**REQUIRED WORK**. Repeat the material exactly, every line of it.

**DATA SUPPLIED**.
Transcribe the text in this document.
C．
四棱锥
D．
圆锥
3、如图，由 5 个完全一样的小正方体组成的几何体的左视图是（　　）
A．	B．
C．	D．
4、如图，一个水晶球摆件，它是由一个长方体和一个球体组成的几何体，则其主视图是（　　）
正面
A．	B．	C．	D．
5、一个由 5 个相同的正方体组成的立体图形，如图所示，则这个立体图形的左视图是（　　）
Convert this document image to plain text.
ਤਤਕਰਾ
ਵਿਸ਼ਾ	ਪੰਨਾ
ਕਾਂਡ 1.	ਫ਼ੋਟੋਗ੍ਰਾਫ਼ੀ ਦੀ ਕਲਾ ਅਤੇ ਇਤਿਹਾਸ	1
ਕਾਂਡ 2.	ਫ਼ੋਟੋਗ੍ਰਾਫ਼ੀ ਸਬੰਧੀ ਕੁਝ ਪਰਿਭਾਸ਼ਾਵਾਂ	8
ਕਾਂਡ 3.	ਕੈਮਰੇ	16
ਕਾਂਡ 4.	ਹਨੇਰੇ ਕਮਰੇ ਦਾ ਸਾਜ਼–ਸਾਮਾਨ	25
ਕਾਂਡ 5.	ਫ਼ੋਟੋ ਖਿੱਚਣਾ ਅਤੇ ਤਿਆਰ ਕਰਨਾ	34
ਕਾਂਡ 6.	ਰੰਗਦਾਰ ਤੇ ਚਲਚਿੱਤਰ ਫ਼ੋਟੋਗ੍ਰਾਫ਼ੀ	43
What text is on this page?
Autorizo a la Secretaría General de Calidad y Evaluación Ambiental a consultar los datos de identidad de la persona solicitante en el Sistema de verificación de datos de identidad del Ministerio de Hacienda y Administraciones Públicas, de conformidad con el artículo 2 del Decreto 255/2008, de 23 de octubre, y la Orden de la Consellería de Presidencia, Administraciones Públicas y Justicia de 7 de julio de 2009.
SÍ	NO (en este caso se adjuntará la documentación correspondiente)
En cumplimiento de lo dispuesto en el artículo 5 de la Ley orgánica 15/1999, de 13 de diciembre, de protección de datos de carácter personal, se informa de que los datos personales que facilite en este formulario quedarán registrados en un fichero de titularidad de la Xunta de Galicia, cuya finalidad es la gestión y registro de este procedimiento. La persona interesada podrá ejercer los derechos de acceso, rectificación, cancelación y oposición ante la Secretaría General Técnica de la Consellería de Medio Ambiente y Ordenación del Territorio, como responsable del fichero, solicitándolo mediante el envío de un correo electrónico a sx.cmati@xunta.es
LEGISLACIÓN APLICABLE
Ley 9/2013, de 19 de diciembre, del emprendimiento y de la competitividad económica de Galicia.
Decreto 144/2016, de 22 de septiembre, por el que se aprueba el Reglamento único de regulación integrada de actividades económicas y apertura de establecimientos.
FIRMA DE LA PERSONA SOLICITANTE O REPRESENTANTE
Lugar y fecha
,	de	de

**EXERCISE RESULT**.
Transcribe the text in this document.
C．
四棱锥
D．
圆锥
3、如图，由 5 个完全一样的小正方体组成的几何体的左视图是（　　）
A．	B．
C．	D．
4、如图，一个水晶球摆件，它是由一个长方体和一个球体组成的几何体，则其主视图是（　　）
正面
A．	B．	C．	D．
5、一个由 5 个相同的正方体组成的立体图形，如图所示，则这个立体图形的左视图是（　　）
Convert this document image to plain text.
ਤਤਕਰਾ
ਵਿਸ਼ਾ	ਪੰਨਾ
ਕਾਂਡ 1.	ਫ਼ੋਟੋਗ੍ਰਾਫ਼ੀ ਦੀ ਕਲਾ ਅਤੇ ਇਤਿਹਾਸ	1
ਕਾਂਡ 2.	ਫ਼ੋਟੋਗ੍ਰਾਫ਼ੀ ਸਬੰਧੀ ਕੁਝ ਪਰਿਭਾਸ਼ਾਵਾਂ	8
ਕਾਂਡ 3.	ਕੈਮਰੇ	16
ਕਾਂਡ 4.	ਹਨੇਰੇ ਕਮਰੇ ਦਾ ਸਾਜ਼–ਸਾਮਾਨ	25
ਕਾਂਡ 5.	ਫ਼ੋਟੋ ਖਿੱਚਣਾ ਅਤੇ ਤਿਆਰ ਕਰਨਾ	34
ਕਾਂਡ 6.	ਰੰਗਦਾਰ ਤੇ ਚਲਚਿੱਤਰ ਫ਼ੋਟੋਗ੍ਰਾਫ਼ੀ	43
What text is on this page?
Autorizo a la Secretaría General de Calidad y Evaluación Ambiental a consultar los datos de identidad de la persona solicitante en el Sistema de verificación de datos de identidad del Ministerio de Hacienda y Administraciones Públicas, de conformidad con el artículo 2 del Decreto 255/2008, de 23 de octubre, y la Orden de la Consellería de Presidencia, Administraciones Públicas y Justicia de 7 de julio de 2009.
SÍ	NO (en este caso se adjuntará la documentación correspondiente)
En cumplimiento de lo dispuesto en el artículo 5 de la Ley orgánica 15/1999, de 13 de diciembre, de protección de datos de carácter personal, se informa de que los datos personales que facilite en este formulario quedarán registrados en un fichero de titularidad de la Xunta de Galicia, cuya finalidad es la gestión y registro de este procedimiento. La persona interesada podrá ejercer los derechos de acceso, rectificación, cancelación y oposición ante la Secretaría General Técnica de la Consellería de Medio Ambiente y Ordenación del Territorio, como responsable del fichero, solicitándolo mediante el envío de un correo electrónico a sx.cmati@xunta.es
LEGISLACIÓN APLICABLE
Ley 9/2013, de 19 de diciembre, del emprendimiento y de la competitividad económica de Galicia.
Decreto 144/2016, de 22 de septiembre, por el que se aprueba el Reglamento único de regulación integrada de actividades económicas y apertura de establecimientos.
FIRMA DE LA PERSONA SOLICITANTE O REPRESENTANTE
Lugar y fecha
,	de	de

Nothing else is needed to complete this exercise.